++++ The data ++++

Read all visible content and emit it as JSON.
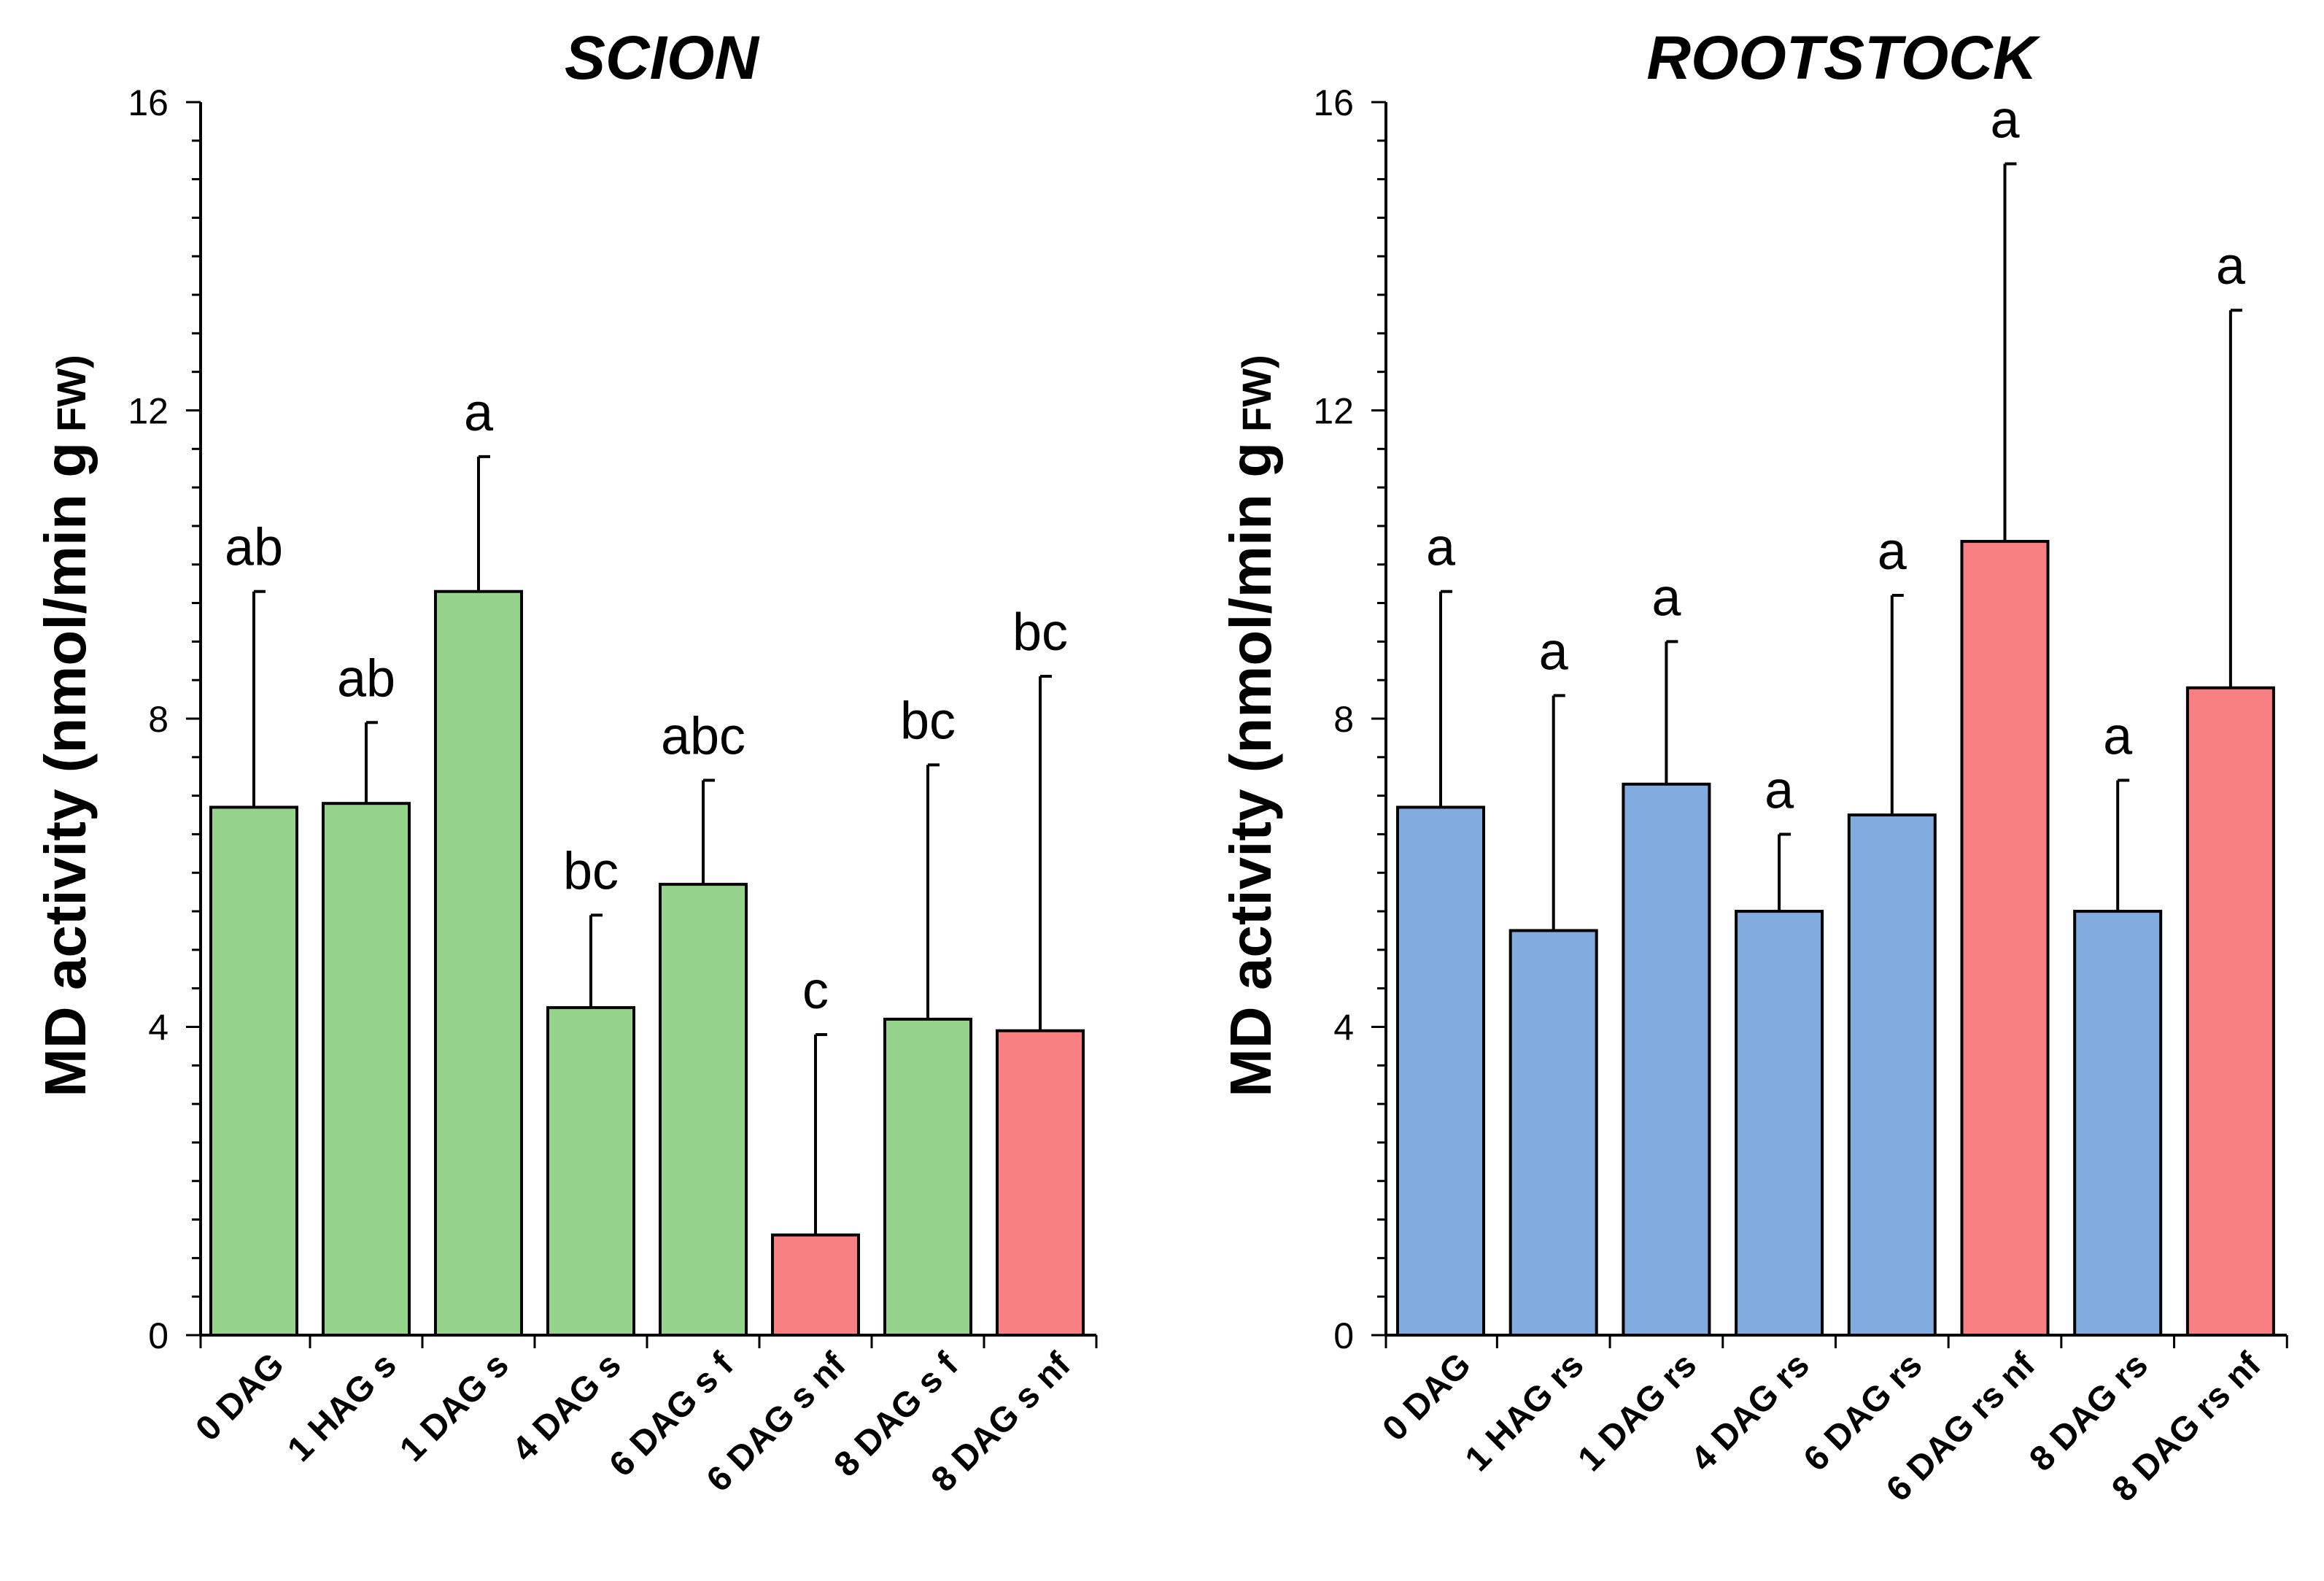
{
  "chart_data": [
    {
      "type": "bar",
      "title": "SCION",
      "ylabel": "MD activity (nmol/min g",
      "ylabel_unit": "FW)",
      "ylim": [
        0,
        16
      ],
      "yticks": [
        "0",
        "4",
        "8",
        "12",
        "16"
      ],
      "categories": [
        "0 DAG",
        "1 HAG s",
        "1 DAG s",
        "4 DAG s",
        "6 DAG s f",
        "6 DAG s nf",
        "8 DAG s f",
        "8 DAG s nf"
      ],
      "values": [
        6.85,
        6.9,
        9.65,
        4.25,
        5.85,
        1.3,
        4.1,
        3.95
      ],
      "errors": [
        2.8,
        1.05,
        1.75,
        1.2,
        1.35,
        2.6,
        3.3,
        4.6
      ],
      "letters": [
        "ab",
        "ab",
        "a",
        "bc",
        "abc",
        "c",
        "bc",
        "bc"
      ],
      "colors": [
        "#95d48a",
        "#95d48a",
        "#95d48a",
        "#95d48a",
        "#95d48a",
        "#f87f82",
        "#95d48a",
        "#f87f82"
      ]
    },
    {
      "type": "bar",
      "title": "ROOTSTOCK",
      "ylabel": "MD activity (nmol/min g",
      "ylabel_unit": "FW)",
      "ylim": [
        0,
        16
      ],
      "yticks": [
        "0",
        "4",
        "8",
        "12",
        "16"
      ],
      "categories": [
        "0 DAG",
        "1 HAG rs",
        "1 DAG rs",
        "4 DAG rs",
        "6 DAG rs",
        "6 DAG rs nf",
        "8 DAG rs",
        "8 DAG rs nf"
      ],
      "values": [
        6.85,
        5.25,
        7.15,
        5.5,
        6.75,
        10.3,
        5.5,
        8.4
      ],
      "errors": [
        2.8,
        3.05,
        1.85,
        1.0,
        2.85,
        4.9,
        1.7,
        4.9
      ],
      "letters": [
        "a",
        "a",
        "a",
        "a",
        "a",
        "a",
        "a",
        "a"
      ],
      "colors": [
        "#82abdf",
        "#82abdf",
        "#82abdf",
        "#82abdf",
        "#82abdf",
        "#f87f82",
        "#82abdf",
        "#f87f82"
      ]
    }
  ]
}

++++

> What is asked: Without the pictures, restate each entry exactly.

> Task answer:
Read all visible content and emit it as JSON.
{
  "chart_data": [
    {
      "type": "bar",
      "title": "SCION",
      "ylabel": "MD activity (nmol/min g",
      "ylabel_unit": "FW)",
      "ylim": [
        0,
        16
      ],
      "yticks": [
        "0",
        "4",
        "8",
        "12",
        "16"
      ],
      "categories": [
        "0 DAG",
        "1 HAG s",
        "1 DAG s",
        "4 DAG s",
        "6 DAG s f",
        "6 DAG s nf",
        "8 DAG s f",
        "8 DAG s nf"
      ],
      "values": [
        6.85,
        6.9,
        9.65,
        4.25,
        5.85,
        1.3,
        4.1,
        3.95
      ],
      "errors": [
        2.8,
        1.05,
        1.75,
        1.2,
        1.35,
        2.6,
        3.3,
        4.6
      ],
      "letters": [
        "ab",
        "ab",
        "a",
        "bc",
        "abc",
        "c",
        "bc",
        "bc"
      ],
      "colors": [
        "#95d48a",
        "#95d48a",
        "#95d48a",
        "#95d48a",
        "#95d48a",
        "#f87f82",
        "#95d48a",
        "#f87f82"
      ]
    },
    {
      "type": "bar",
      "title": "ROOTSTOCK",
      "ylabel": "MD activity (nmol/min g",
      "ylabel_unit": "FW)",
      "ylim": [
        0,
        16
      ],
      "yticks": [
        "0",
        "4",
        "8",
        "12",
        "16"
      ],
      "categories": [
        "0 DAG",
        "1 HAG rs",
        "1 DAG rs",
        "4 DAG rs",
        "6 DAG rs",
        "6 DAG rs nf",
        "8 DAG rs",
        "8 DAG rs nf"
      ],
      "values": [
        6.85,
        5.25,
        7.15,
        5.5,
        6.75,
        10.3,
        5.5,
        8.4
      ],
      "errors": [
        2.8,
        3.05,
        1.85,
        1.0,
        2.85,
        4.9,
        1.7,
        4.9
      ],
      "letters": [
        "a",
        "a",
        "a",
        "a",
        "a",
        "a",
        "a",
        "a"
      ],
      "colors": [
        "#82abdf",
        "#82abdf",
        "#82abdf",
        "#82abdf",
        "#82abdf",
        "#f87f82",
        "#82abdf",
        "#f87f82"
      ]
    }
  ]
}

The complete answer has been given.